> _TASK INSTRUCTIONS_: Give every line back verbatim, dropping all images.

> _SUPPLIED DATA_:

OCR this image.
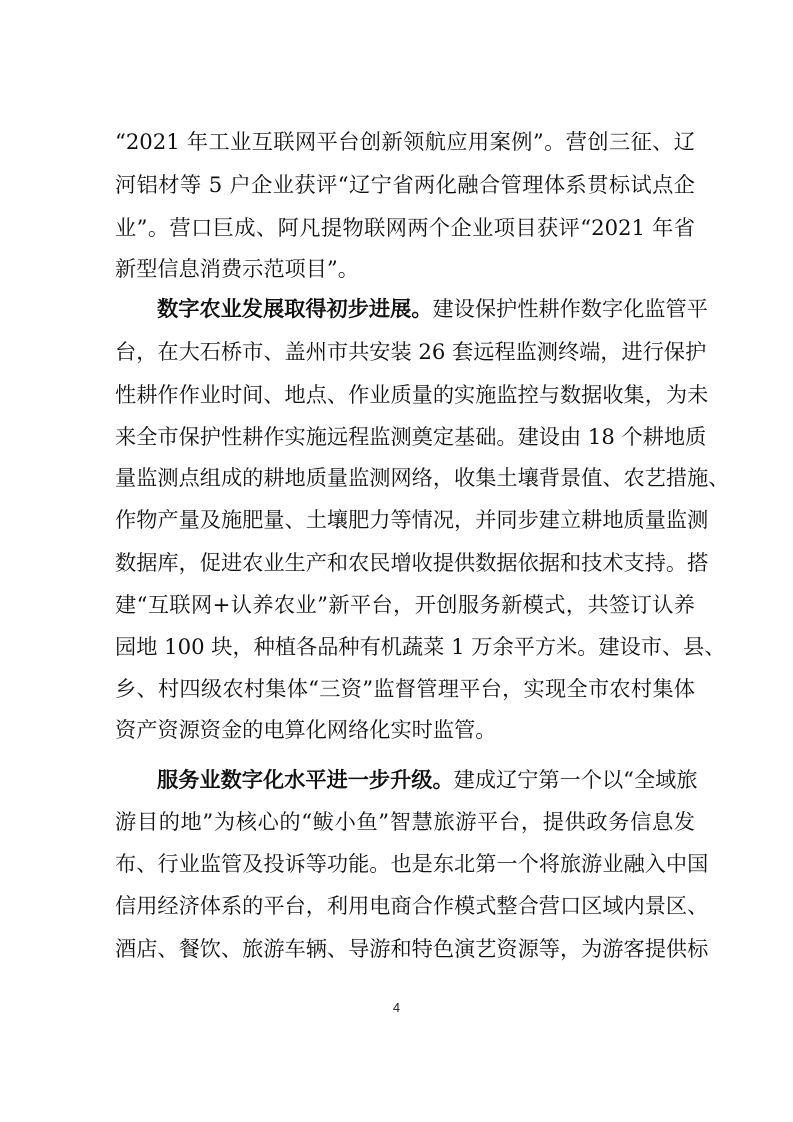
“2021 年工业互联网平台创新领航应用案例”。营创三征、辽
河铝材等 5 户企业获评“辽宁省两化融合管理体系贯标试点企
业”。营口巨成、阿凡提物联网两个企业项目获评“2021 年省
新型信息消费示范项目”。
数字农业发展取得初步进展。建设保护性耕作数字化监管平
台，在大石桥市、盖州市共安装 26 套远程监测终端，进行保护
性耕作作业时间、地点、作业质量的实施监控与数据收集，为未
来全市保护性耕作实施远程监测奠定基础。建设由 18 个耕地质
量监测点组成的耕地质量监测网络，收集土壤背景值、农艺措施、
作物产量及施肥量、土壤肥力等情况，并同步建立耕地质量监测
数据库，促进农业生产和农民增收提供数据依据和技术支持。搭
建“互联网+认养农业”新平台，开创服务新模式，共签订认养
园地 100 块，种植各品种有机蔬菜 1 万余平方米。建设市、县、
乡、村四级农村集体“三资”监督管理平台，实现全市农村集体
资产资源资金的电算化网络化实时监管。
服务业数字化水平进一步升级。建成辽宁第一个以“全域旅
游目的地”为核心的“鲅小鱼”智慧旅游平台，提供政务信息发
布、行业监管及投诉等功能。也是东北第一个将旅游业融入中国
信用经济体系的平台，利用电商合作模式整合营口区域内景区、
酒店、餐饮、旅游车辆、导游和特色演艺资源等，为游客提供标
4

> _SOLUTION FOR THIS TASK_:
OCR this image.
“2021 年工业互联网平台创新领航应用案例”。营创三征、辽
河铝材等 5 户企业获评“辽宁省两化融合管理体系贯标试点企
业”。营口巨成、阿凡提物联网两个企业项目获评“2021 年省
新型信息消费示范项目”。
数字农业发展取得初步进展。建设保护性耕作数字化监管平
台，在大石桥市、盖州市共安装 26 套远程监测终端，进行保护
性耕作作业时间、地点、作业质量的实施监控与数据收集，为未
来全市保护性耕作实施远程监测奠定基础。建设由 18 个耕地质
量监测点组成的耕地质量监测网络，收集土壤背景值、农艺措施、
作物产量及施肥量、土壤肥力等情况，并同步建立耕地质量监测
数据库，促进农业生产和农民增收提供数据依据和技术支持。搭
建“互联网+认养农业”新平台，开创服务新模式，共签订认养
园地 100 块，种植各品种有机蔬菜 1 万余平方米。建设市、县、
乡、村四级农村集体“三资”监督管理平台，实现全市农村集体
资产资源资金的电算化网络化实时监管。
服务业数字化水平进一步升级。建成辽宁第一个以“全域旅
游目的地”为核心的“鲅小鱼”智慧旅游平台，提供政务信息发
布、行业监管及投诉等功能。也是东北第一个将旅游业融入中国
信用经济体系的平台，利用电商合作模式整合营口区域内景区、
酒店、餐饮、旅游车辆、导游和特色演艺资源等，为游客提供标
4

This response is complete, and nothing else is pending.